--- BEGIN Given data ---

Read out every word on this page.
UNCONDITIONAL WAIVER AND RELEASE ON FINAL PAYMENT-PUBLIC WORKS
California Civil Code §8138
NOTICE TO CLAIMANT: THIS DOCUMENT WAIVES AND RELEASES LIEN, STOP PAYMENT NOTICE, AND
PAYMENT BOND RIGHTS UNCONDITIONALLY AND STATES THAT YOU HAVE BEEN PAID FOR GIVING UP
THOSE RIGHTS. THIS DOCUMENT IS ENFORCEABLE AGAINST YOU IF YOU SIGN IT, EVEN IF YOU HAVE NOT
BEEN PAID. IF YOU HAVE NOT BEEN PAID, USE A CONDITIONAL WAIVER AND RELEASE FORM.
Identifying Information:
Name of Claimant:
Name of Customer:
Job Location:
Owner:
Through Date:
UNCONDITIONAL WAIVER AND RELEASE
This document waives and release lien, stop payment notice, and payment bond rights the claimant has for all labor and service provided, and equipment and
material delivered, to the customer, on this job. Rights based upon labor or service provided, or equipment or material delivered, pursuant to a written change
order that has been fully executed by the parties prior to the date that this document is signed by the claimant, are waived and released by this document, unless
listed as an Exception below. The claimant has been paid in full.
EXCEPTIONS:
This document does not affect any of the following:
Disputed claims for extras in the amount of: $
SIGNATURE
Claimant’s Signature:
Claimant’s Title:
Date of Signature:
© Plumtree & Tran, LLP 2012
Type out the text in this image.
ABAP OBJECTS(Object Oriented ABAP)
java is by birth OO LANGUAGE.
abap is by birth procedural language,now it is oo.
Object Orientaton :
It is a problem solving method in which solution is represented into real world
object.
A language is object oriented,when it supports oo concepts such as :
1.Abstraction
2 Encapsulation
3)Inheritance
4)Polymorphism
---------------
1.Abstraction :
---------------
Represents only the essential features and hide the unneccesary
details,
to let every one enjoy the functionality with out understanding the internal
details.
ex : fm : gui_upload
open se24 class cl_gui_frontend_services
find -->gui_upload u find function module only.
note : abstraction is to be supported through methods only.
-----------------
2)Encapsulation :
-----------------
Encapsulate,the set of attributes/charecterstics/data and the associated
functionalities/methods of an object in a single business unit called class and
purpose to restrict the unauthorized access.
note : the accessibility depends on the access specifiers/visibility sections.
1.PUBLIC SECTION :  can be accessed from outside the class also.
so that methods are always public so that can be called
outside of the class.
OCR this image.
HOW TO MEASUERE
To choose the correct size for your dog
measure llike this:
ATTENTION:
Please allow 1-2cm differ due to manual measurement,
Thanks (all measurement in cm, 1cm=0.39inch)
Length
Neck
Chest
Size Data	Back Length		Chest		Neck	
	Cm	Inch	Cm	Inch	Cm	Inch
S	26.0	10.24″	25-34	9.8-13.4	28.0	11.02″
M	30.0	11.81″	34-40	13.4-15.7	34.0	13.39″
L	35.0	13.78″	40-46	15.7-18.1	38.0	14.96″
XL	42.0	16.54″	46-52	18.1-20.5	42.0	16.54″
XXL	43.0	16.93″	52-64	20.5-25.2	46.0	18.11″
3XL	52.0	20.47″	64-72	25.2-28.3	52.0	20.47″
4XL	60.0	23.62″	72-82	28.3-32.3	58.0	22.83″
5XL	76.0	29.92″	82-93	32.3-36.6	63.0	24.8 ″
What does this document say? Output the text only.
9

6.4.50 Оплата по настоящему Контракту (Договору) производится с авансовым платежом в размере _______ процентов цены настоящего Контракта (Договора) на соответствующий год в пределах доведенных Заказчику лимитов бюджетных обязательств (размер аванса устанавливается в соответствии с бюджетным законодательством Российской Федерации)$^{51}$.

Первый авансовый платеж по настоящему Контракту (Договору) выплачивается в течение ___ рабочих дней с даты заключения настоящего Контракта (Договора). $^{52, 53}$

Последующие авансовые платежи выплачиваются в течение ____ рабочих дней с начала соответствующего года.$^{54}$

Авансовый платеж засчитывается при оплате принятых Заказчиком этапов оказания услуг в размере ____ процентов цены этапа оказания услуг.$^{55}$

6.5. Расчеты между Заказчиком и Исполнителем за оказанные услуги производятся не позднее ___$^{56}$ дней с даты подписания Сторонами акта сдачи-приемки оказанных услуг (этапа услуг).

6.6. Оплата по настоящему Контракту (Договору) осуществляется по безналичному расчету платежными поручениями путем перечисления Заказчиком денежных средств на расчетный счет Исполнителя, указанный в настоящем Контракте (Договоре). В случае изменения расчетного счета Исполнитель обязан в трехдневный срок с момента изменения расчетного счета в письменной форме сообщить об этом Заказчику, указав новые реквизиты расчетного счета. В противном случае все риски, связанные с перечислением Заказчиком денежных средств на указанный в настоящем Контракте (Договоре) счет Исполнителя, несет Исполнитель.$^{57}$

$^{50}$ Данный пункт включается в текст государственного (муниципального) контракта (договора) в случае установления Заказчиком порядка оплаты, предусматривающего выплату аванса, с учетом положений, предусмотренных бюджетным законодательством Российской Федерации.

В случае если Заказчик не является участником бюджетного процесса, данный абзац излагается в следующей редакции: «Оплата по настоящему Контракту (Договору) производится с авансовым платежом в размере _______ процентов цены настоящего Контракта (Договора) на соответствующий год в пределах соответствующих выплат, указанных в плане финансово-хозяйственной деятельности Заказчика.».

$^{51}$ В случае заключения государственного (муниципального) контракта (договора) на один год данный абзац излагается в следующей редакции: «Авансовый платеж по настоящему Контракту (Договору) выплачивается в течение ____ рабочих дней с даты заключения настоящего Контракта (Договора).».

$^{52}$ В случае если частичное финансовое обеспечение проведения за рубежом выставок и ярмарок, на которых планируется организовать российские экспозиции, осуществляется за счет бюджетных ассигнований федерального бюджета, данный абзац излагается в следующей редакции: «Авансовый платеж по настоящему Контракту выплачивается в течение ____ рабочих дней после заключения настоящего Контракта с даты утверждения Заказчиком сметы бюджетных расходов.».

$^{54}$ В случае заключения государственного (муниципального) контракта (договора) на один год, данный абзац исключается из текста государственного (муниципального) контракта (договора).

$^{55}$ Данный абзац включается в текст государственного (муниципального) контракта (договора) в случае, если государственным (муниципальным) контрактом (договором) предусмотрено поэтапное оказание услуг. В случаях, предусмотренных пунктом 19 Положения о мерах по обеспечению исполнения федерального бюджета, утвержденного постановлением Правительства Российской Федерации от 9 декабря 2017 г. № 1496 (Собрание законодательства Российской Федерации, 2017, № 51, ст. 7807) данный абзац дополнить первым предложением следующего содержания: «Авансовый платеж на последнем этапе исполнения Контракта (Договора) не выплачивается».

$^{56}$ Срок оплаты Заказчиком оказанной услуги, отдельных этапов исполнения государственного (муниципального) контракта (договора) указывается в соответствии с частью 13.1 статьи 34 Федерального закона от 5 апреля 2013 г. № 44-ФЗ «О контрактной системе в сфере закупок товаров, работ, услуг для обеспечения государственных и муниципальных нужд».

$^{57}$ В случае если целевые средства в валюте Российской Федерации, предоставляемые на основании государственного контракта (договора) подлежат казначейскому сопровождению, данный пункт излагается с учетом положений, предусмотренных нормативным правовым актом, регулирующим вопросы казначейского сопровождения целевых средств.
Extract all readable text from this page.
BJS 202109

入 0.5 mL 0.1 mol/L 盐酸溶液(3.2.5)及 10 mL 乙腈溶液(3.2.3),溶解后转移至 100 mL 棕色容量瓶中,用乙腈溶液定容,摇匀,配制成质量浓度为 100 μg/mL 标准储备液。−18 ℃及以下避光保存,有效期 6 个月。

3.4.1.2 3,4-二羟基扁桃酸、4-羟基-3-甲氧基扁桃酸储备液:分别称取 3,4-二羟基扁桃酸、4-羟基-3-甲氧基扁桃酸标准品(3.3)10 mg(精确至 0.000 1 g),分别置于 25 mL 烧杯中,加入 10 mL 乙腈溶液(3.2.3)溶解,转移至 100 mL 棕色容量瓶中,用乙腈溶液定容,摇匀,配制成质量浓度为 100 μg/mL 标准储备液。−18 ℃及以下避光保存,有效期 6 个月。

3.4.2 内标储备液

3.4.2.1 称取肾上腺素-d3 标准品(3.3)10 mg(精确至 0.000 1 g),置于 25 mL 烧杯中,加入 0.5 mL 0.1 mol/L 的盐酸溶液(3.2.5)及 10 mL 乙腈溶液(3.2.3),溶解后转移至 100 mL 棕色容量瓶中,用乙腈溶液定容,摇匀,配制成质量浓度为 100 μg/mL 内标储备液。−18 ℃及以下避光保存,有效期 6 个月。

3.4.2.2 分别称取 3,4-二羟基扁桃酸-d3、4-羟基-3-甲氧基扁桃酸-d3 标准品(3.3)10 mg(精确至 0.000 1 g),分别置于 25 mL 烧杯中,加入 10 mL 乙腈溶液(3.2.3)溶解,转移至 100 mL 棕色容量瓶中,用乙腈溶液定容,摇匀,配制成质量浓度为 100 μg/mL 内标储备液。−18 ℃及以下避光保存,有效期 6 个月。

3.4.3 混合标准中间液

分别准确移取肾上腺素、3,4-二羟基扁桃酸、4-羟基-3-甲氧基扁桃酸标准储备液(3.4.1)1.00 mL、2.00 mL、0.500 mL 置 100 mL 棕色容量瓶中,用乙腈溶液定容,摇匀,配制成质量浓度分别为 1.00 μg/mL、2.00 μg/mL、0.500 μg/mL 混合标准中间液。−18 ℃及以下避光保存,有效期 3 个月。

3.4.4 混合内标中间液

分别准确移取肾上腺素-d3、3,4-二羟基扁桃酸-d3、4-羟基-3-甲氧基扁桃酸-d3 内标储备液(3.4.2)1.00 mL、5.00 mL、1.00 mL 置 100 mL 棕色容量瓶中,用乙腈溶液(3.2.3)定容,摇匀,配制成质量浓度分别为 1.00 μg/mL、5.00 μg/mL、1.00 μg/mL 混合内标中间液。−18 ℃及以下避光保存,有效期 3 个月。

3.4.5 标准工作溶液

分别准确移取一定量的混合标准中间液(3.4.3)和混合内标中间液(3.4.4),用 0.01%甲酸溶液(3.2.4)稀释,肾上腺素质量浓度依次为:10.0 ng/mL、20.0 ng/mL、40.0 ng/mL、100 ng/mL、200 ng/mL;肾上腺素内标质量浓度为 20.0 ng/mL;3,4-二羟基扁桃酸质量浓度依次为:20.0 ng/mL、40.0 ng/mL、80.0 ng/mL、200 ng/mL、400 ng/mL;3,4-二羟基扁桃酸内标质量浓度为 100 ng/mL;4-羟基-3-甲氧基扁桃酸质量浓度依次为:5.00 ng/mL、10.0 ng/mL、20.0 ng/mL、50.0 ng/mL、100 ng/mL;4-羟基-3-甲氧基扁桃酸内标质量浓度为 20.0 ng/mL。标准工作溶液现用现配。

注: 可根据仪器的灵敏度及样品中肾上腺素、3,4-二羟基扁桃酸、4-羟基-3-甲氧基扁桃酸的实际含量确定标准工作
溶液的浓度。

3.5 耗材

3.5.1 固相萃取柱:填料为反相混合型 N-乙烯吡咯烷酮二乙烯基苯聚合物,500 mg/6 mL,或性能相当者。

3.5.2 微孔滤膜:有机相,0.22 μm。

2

--- END Given data ---

Written task:
Copy out every line where the word "class" occurs.

The response:
open se24 class cl_gui_frontend_services
functionalities/methods of an object in a single business unit called class and
1.PUBLIC SECTION :  can be accessed from outside the class also.
outside of the class.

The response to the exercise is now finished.